— Start Source data —

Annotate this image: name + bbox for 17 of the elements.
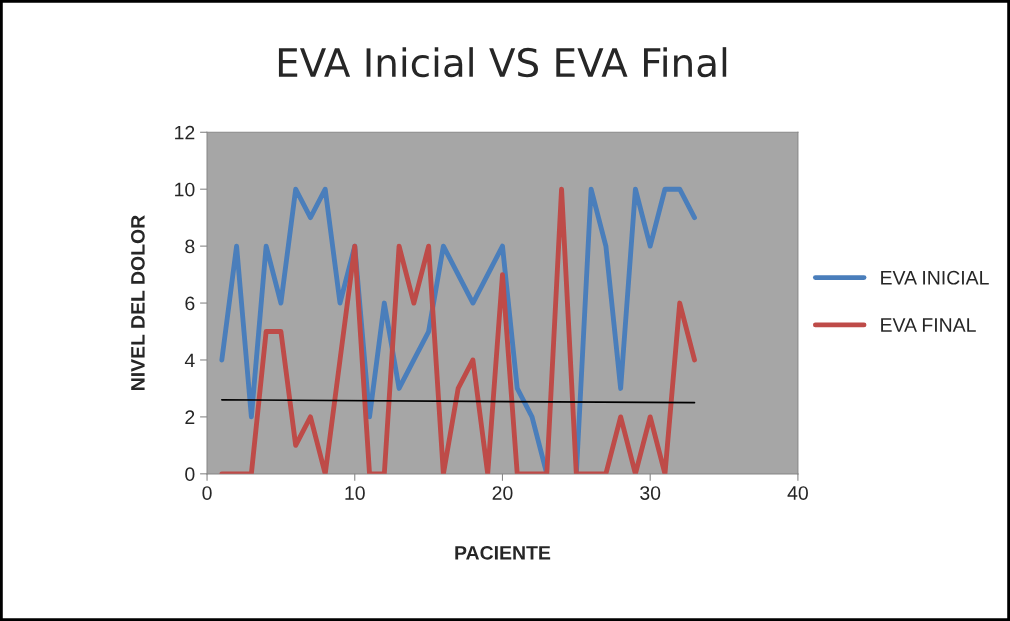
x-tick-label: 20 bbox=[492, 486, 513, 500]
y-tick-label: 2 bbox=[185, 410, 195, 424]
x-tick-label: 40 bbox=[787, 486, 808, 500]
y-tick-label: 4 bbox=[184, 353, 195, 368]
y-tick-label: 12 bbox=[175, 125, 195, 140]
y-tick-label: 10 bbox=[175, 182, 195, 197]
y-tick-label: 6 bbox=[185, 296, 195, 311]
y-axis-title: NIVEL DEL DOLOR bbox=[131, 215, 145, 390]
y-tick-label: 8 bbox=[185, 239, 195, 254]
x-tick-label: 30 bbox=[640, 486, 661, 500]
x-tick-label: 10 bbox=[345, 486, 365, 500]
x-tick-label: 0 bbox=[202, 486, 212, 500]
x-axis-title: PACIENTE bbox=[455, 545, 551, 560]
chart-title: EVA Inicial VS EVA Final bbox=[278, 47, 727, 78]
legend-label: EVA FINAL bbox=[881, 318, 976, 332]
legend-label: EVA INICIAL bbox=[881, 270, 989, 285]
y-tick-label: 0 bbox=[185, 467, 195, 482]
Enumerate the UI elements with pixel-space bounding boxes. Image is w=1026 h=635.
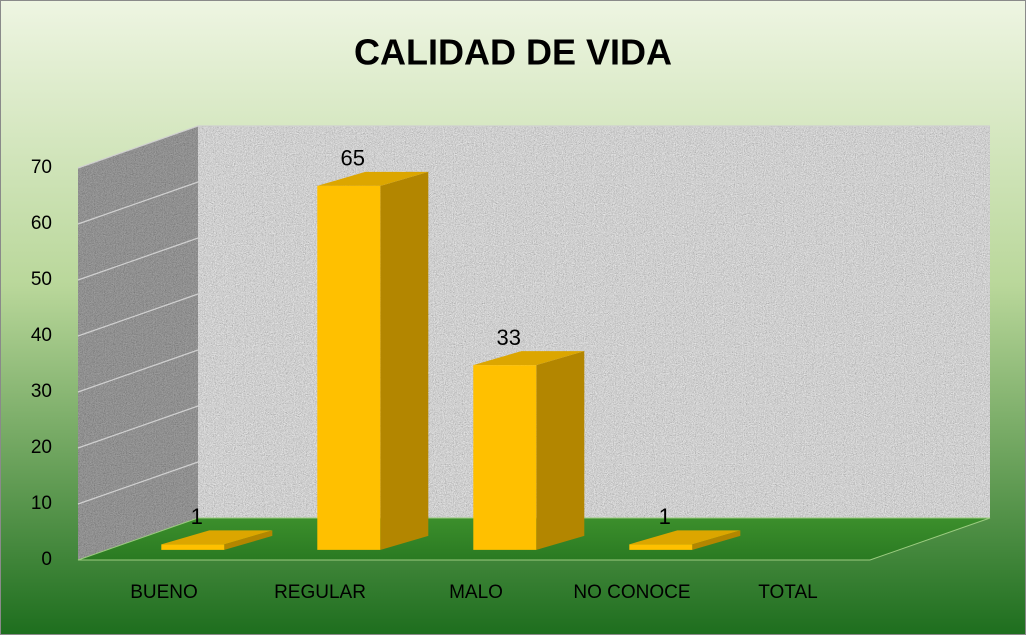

— End Source data —
— Start Source data —

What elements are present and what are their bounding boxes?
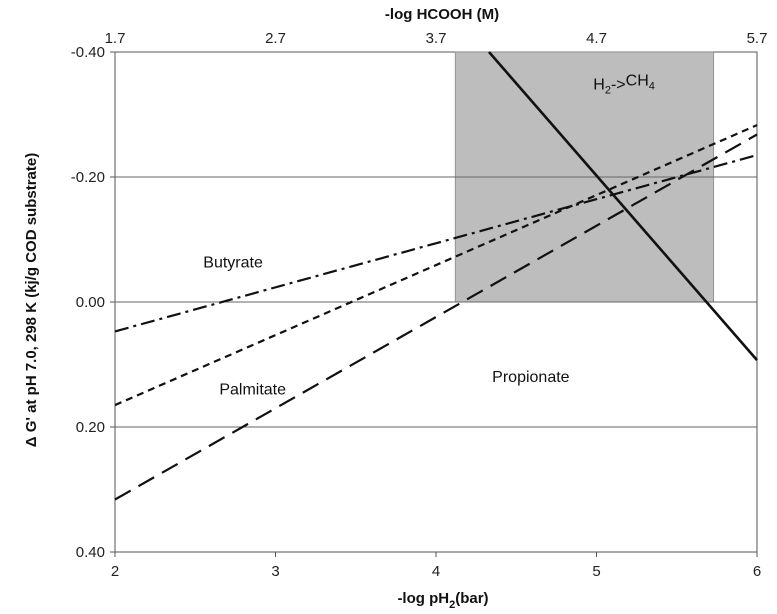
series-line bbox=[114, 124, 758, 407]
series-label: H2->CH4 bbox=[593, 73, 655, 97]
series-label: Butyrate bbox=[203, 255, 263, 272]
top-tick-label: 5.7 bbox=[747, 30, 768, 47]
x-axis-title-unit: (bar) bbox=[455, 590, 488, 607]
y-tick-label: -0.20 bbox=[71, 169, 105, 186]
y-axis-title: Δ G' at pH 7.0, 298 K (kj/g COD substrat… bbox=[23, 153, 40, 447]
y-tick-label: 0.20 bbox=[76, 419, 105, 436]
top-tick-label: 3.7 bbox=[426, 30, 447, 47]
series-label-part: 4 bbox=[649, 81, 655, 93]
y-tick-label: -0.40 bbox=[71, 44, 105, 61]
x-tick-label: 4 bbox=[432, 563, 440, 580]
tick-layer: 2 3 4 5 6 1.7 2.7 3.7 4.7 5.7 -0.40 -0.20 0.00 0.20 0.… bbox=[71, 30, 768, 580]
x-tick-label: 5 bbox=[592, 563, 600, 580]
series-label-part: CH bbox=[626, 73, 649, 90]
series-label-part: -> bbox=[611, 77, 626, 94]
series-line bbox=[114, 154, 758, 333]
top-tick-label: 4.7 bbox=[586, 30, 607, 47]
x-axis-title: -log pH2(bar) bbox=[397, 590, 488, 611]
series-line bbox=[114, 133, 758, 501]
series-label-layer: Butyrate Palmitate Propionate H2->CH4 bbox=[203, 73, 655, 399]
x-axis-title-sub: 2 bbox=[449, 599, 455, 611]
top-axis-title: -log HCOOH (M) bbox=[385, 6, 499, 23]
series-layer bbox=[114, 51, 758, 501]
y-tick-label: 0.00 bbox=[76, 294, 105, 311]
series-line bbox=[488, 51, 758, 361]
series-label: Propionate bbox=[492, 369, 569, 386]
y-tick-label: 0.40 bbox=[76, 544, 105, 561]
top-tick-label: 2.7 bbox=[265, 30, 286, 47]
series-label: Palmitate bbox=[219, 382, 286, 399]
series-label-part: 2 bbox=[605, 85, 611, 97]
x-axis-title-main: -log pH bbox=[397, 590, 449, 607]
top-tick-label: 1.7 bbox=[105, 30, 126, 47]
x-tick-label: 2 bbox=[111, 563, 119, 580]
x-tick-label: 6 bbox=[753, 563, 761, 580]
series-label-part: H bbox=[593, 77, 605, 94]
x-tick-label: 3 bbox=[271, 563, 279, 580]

— End Source data —

* _Task requirements_: Please copy the listing lines starting at the one containing "What elements are" and ending at the one containing "x-axis-title-unit: (bar) bbox=[455, 590, 488, 607]", including both. Omit the pictures.

* _Output for this exercise_:
What elements are present and what are their bounding boxes?
series-line bbox=[114, 124, 758, 407]
series-label: H2->CH4 bbox=[593, 73, 655, 97]
series-label: Butyrate bbox=[203, 255, 263, 272]
top-tick-label: 5.7 bbox=[747, 30, 768, 47]
x-axis-title-unit: (bar) bbox=[455, 590, 488, 607]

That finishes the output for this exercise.